(Figure content listings)

########################################

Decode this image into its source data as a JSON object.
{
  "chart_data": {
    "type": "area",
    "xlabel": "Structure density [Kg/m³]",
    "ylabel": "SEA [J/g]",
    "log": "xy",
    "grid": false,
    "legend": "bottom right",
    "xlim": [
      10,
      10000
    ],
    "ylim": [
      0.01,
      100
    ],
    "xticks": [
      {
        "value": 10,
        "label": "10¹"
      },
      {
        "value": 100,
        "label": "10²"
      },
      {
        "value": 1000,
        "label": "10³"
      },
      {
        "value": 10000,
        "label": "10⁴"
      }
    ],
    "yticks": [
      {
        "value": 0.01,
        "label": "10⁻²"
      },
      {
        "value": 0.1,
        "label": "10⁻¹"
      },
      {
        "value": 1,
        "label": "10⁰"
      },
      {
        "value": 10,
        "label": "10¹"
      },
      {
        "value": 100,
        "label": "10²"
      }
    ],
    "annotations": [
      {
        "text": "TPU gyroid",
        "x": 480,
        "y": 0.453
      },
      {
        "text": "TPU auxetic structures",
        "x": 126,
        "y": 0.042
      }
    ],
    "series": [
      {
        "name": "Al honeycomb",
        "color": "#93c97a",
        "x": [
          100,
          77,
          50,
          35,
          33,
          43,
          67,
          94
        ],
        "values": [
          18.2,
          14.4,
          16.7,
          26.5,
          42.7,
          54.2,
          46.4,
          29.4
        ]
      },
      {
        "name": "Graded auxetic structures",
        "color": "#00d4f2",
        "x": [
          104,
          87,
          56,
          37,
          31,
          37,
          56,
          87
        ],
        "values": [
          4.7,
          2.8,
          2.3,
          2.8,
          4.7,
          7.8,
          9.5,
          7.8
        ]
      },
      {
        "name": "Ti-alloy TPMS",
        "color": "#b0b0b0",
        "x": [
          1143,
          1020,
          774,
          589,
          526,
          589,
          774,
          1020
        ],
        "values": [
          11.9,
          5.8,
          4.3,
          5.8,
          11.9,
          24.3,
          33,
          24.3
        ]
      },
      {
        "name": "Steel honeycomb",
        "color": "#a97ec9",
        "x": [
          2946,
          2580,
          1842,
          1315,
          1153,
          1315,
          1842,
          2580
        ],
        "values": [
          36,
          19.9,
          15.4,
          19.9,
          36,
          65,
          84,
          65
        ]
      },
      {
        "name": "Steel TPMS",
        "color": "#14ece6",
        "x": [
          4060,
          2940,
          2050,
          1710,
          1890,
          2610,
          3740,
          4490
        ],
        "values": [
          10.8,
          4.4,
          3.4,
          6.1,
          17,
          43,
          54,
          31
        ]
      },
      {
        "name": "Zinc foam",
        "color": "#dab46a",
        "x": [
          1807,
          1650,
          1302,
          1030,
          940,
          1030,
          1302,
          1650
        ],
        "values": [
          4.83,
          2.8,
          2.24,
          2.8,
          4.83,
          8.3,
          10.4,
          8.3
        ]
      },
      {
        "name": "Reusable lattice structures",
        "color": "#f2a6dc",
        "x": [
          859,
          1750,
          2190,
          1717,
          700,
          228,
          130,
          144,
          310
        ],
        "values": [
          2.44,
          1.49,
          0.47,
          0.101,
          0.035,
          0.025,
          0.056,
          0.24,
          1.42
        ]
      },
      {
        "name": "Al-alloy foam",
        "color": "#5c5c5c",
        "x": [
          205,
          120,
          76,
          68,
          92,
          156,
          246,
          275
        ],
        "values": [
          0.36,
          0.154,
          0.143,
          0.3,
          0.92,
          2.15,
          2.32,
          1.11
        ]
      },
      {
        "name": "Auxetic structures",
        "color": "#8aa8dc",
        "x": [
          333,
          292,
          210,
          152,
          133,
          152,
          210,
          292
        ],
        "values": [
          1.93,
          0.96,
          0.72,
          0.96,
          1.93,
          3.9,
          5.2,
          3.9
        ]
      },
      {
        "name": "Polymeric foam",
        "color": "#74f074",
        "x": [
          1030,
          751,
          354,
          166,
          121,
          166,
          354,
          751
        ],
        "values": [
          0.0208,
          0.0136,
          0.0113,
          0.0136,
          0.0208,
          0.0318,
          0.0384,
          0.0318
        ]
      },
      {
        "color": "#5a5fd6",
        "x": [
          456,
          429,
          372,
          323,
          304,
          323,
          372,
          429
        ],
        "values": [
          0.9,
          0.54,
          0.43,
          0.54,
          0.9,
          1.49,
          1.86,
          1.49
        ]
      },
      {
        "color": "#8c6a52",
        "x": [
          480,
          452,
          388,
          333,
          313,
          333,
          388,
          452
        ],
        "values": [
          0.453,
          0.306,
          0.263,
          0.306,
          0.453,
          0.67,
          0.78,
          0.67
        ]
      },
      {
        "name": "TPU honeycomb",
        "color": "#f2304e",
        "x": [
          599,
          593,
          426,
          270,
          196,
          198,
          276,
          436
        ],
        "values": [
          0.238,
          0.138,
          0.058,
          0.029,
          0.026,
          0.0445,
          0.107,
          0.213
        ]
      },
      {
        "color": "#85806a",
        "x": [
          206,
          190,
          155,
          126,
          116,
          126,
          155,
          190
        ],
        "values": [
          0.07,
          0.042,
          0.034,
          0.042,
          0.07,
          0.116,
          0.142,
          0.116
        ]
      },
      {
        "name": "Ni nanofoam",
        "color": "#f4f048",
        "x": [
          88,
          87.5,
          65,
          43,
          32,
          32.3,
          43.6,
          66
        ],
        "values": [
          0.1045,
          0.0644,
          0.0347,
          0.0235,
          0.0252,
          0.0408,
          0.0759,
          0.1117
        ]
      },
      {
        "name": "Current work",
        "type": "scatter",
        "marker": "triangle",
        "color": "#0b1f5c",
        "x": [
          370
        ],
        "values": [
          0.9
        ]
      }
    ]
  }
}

########################################

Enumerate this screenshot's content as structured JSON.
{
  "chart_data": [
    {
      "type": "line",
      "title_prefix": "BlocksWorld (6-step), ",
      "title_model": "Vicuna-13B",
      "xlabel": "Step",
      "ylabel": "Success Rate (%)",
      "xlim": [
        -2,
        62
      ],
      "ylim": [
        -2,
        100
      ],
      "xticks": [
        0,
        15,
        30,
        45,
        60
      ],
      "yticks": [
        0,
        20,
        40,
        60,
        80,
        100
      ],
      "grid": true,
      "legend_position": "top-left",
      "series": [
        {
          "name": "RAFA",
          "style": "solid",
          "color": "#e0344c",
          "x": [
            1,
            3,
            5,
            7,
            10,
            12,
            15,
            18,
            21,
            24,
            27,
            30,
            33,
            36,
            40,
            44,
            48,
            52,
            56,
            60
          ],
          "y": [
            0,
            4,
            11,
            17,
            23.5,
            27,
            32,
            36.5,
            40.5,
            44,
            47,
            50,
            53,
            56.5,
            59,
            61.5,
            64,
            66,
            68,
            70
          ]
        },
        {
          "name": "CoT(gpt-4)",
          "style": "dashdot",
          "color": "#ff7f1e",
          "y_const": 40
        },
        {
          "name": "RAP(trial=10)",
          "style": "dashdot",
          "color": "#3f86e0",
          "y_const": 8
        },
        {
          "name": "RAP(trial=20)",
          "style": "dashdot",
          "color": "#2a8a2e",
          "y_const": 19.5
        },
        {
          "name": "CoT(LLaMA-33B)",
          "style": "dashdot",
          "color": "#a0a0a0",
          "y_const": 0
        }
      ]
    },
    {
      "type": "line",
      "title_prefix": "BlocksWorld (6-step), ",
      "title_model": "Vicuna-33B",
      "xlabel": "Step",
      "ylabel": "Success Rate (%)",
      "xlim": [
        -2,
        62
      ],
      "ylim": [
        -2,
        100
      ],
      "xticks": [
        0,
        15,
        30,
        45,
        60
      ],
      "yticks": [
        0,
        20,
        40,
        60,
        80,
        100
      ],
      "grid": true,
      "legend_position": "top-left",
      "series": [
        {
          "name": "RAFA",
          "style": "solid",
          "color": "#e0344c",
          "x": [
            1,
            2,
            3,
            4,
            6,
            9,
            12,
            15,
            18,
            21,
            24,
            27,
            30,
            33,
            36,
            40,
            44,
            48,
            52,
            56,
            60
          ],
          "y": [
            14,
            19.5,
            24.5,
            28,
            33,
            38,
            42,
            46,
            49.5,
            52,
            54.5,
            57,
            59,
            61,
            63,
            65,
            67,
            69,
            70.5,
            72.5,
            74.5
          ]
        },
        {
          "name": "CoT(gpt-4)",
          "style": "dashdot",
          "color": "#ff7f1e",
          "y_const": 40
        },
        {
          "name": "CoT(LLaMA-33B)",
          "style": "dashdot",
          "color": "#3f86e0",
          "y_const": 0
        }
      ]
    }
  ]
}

########################################

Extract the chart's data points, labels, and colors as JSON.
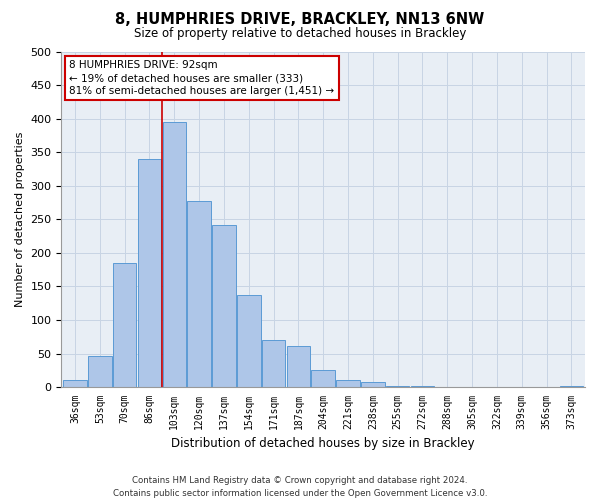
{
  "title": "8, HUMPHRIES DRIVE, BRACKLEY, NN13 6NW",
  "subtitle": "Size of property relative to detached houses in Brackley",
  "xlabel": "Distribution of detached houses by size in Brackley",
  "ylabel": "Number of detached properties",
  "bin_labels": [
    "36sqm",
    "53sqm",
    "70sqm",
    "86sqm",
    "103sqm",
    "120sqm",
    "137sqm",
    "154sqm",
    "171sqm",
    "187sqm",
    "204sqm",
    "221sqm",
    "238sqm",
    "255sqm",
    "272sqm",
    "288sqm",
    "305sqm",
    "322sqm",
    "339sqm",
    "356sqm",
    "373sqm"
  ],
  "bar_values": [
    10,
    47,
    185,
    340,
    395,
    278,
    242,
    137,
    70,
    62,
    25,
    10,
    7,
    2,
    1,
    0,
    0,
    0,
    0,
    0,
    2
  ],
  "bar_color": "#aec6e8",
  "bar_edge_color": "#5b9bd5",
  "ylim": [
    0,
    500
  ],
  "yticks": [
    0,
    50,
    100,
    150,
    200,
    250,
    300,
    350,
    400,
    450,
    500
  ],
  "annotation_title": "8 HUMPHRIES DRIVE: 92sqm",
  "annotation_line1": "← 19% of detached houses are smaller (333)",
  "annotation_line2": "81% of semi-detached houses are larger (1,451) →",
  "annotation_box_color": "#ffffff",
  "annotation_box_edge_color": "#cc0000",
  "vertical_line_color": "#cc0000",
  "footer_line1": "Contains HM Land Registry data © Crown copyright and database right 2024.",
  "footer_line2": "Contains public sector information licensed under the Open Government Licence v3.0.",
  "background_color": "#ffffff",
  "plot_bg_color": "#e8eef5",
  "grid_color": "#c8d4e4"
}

########################################

- **SET PROBLEM**: Select and copy each line from the data that includes the word "ylabel".

- **RESPONSE TO THE TASK**:
    "ylabel": "SEA [J/g]",
      "ylabel": "Success Rate (%)",
      "ylabel": "Success Rate (%)",
  "ylabel": "Number of detached properties",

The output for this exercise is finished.